## Begin Material to process

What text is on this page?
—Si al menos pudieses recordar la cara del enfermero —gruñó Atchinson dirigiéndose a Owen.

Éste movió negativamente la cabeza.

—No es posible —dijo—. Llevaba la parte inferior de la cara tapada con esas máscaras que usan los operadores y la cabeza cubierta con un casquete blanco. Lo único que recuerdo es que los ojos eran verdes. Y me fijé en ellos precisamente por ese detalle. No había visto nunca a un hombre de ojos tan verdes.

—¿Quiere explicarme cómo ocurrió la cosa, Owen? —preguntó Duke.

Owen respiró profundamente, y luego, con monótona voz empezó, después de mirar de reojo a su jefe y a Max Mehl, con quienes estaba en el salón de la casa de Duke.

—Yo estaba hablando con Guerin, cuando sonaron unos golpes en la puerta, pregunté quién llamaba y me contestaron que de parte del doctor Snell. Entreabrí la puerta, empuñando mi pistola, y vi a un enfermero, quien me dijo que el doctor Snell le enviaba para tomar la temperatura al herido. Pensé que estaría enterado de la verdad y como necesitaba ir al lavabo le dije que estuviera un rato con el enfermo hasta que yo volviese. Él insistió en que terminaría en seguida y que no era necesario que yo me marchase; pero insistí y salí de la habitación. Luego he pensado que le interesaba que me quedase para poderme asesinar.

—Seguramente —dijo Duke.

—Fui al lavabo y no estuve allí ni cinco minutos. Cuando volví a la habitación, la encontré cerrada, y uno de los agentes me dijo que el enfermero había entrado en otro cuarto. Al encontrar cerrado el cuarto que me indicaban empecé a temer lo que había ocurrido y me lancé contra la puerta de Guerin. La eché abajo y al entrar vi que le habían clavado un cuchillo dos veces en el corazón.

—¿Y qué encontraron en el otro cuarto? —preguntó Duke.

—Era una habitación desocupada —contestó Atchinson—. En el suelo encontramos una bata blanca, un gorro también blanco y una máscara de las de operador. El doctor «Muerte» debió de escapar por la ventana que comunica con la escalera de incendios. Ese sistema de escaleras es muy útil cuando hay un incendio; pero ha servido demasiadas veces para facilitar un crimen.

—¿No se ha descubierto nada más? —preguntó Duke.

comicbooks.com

## End Material to process

- [Task to complete]
Every entry needs to be retyped exactly.

- [Finished answer]
What text is on this page?
—Si al menos pudieses recordar la cara del enfermero —gruñó Atchinson dirigiéndose a Owen.

Éste movió negativamente la cabeza.

—No es posible —dijo—. Llevaba la parte inferior de la cara tapada con esas máscaras que usan los operadores y la cabeza cubierta con un casquete blanco. Lo único que recuerdo es que los ojos eran verdes. Y me fijé en ellos precisamente por ese detalle. No había visto nunca a un hombre de ojos tan verdes.

—¿Quiere explicarme cómo ocurrió la cosa, Owen? —preguntó Duke.

Owen respiró profundamente, y luego, con monótona voz empezó, después de mirar de reojo a su jefe y a Max Mehl, con quienes estaba en el salón de la casa de Duke.

—Yo estaba hablando con Guerin, cuando sonaron unos golpes en la puerta, pregunté quién llamaba y me contestaron que de parte del doctor Snell. Entreabrí la puerta, empuñando mi pistola, y vi a un enfermero, quien me dijo que el doctor Snell le enviaba para tomar la temperatura al herido. Pensé que estaría enterado de la verdad y como necesitaba ir al lavabo le dije que estuviera un rato con el enfermo hasta que yo volviese. Él insistió en que terminaría en seguida y que no era necesario que yo me marchase; pero insistí y salí de la habitación. Luego he pensado que le interesaba que me quedase para poderme asesinar.

—Seguramente —dijo Duke.

—Fui al lavabo y no estuve allí ni cinco minutos. Cuando volví a la habitación, la encontré cerrada, y uno de los agentes me dijo que el enfermero había entrado en otro cuarto. Al encontrar cerrado el cuarto que me indicaban empecé a temer lo que había ocurrido y me lancé contra la puerta de Guerin. La eché abajo y al entrar vi que le habían clavado un cuchillo dos veces en el corazón.

—¿Y qué encontraron en el otro cuarto? —preguntó Duke.

—Era una habitación desocupada —contestó Atchinson—. En el suelo encontramos una bata blanca, un gorro también blanco y una máscara de las de operador. El doctor «Muerte» debió de escapar por la ventana que comunica con la escalera de incendios. Ese sistema de escaleras es muy útil cuando hay un incendio; pero ha servido demasiadas veces para facilitar un crimen.

—¿No se ha descubierto nada más? —preguntó Duke.

comicbooks.com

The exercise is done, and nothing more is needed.